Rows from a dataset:
=-=-=-=-=

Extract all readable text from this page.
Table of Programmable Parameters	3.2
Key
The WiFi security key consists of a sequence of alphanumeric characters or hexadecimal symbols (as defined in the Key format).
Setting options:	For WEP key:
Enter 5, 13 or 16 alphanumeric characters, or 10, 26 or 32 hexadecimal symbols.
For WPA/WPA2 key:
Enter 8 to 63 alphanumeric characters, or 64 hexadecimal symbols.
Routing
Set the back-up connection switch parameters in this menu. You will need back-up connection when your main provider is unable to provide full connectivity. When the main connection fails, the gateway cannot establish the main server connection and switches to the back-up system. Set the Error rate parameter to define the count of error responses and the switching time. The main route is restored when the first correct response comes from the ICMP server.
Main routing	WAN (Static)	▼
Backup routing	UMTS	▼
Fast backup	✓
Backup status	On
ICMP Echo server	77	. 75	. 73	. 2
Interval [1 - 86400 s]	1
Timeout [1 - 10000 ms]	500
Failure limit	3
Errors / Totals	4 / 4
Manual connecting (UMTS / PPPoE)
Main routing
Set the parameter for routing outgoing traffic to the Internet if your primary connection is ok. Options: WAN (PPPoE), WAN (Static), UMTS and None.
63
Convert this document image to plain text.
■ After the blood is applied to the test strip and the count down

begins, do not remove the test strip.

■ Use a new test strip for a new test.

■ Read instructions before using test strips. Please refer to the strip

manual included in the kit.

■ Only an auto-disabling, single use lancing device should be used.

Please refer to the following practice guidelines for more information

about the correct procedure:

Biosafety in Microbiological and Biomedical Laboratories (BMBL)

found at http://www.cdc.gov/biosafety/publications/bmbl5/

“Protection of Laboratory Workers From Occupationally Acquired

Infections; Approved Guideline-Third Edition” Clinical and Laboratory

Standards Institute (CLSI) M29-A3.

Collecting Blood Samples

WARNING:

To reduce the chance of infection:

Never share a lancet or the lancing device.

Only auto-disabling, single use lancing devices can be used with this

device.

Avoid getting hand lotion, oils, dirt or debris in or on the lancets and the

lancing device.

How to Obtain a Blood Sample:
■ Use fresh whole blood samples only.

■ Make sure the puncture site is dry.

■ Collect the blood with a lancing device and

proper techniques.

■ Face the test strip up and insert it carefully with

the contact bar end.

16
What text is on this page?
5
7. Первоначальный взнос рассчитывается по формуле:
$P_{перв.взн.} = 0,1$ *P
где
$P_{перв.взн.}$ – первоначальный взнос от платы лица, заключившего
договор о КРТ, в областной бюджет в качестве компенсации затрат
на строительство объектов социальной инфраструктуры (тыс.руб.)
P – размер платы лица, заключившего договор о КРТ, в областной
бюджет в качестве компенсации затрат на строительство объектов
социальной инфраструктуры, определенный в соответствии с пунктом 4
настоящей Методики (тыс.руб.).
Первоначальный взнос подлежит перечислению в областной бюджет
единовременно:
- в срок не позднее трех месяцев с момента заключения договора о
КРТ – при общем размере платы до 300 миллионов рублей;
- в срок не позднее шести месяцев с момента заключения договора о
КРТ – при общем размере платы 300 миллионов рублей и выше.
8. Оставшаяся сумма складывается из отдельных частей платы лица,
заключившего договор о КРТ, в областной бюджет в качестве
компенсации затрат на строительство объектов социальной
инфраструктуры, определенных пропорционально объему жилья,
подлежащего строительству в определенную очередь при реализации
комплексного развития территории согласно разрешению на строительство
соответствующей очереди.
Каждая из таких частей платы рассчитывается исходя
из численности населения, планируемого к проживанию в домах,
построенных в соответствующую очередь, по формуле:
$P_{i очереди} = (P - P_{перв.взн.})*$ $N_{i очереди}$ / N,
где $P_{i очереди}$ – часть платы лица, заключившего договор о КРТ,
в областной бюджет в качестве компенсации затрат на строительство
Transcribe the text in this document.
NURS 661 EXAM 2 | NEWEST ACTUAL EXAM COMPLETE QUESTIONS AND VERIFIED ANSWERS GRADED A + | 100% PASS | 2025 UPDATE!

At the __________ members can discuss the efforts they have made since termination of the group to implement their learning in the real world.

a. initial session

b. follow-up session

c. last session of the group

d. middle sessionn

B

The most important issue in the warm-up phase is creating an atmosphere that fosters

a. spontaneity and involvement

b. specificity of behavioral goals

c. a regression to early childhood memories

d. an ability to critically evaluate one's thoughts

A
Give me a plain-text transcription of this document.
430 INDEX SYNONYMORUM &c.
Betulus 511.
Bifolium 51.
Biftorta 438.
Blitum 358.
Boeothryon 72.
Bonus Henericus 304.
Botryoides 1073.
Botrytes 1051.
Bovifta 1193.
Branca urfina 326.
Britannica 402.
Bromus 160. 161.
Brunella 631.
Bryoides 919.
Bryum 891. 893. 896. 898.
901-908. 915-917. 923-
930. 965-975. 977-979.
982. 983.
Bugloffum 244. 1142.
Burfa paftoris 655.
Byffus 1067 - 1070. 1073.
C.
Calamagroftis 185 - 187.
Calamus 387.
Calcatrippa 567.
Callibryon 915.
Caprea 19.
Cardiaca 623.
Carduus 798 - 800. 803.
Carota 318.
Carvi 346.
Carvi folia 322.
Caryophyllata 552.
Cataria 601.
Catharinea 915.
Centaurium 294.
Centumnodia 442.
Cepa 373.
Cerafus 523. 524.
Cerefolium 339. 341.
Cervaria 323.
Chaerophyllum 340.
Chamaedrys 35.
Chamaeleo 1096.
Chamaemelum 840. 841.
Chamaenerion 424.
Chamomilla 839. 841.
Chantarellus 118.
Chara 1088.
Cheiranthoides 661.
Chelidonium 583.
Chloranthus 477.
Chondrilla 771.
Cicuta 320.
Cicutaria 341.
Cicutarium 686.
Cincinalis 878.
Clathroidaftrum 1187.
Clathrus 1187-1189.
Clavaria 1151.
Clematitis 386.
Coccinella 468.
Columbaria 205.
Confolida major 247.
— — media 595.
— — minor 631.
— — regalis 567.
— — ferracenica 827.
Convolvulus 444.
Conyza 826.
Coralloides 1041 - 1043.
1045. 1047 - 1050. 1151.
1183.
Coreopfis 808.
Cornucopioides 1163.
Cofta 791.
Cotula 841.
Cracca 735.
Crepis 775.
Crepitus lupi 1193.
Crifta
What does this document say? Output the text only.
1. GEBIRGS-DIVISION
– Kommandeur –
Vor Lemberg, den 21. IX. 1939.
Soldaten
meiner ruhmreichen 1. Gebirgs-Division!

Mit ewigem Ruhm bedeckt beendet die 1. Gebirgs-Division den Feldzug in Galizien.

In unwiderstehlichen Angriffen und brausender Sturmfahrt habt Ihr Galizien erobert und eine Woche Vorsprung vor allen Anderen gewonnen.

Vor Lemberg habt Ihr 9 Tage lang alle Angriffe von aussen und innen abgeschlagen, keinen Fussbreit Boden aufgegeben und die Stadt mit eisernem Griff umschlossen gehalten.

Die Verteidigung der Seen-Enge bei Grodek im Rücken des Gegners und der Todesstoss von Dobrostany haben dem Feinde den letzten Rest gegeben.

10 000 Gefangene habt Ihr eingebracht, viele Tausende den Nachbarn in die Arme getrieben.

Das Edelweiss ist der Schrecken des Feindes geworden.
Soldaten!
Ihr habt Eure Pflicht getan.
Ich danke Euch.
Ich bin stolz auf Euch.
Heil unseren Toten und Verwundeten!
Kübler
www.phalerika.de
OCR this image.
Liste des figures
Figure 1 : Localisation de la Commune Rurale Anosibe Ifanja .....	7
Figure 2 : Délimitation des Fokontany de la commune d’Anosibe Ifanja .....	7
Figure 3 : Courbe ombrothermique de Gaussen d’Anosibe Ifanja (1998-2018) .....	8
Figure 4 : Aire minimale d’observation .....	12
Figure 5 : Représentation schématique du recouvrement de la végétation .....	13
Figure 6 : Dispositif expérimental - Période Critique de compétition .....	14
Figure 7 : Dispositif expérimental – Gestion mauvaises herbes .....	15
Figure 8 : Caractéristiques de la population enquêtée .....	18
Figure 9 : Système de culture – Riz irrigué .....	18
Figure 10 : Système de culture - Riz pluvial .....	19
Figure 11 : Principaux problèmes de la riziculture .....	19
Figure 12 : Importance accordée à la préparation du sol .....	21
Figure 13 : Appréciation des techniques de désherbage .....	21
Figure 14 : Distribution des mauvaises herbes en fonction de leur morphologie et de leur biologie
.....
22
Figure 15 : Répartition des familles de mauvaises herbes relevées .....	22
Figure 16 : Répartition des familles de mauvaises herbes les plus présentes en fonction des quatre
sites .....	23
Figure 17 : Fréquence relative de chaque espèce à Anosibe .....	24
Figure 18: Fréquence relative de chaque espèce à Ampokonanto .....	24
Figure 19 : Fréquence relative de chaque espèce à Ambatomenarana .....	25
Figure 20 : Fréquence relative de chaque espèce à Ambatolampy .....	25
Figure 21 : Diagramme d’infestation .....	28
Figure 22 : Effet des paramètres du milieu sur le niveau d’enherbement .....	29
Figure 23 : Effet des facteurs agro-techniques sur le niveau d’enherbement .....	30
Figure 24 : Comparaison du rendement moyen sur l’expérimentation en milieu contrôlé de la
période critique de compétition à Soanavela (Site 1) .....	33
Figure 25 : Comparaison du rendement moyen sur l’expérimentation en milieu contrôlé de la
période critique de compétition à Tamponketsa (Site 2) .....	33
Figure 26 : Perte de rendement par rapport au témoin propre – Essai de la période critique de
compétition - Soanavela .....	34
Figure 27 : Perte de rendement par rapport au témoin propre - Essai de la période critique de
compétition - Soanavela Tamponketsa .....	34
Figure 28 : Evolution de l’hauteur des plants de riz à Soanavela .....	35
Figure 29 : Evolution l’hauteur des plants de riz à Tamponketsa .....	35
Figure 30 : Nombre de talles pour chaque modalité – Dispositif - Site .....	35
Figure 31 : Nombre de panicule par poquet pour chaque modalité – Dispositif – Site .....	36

=-=-=-=-=

*GIVEN REQUEST*
Take every line from the data that contains the word "symbols".

*FINISHED EXERCISE*
The WiFi security key consists of a sequence of alphanumeric characters or hexadecimal symbols (as defined in the Key format).
Enter 5, 13 or 16 alphanumeric characters, or 10, 26 or 32 hexadecimal symbols.
Enter 8 to 63 alphanumeric characters, or 64 hexadecimal symbols.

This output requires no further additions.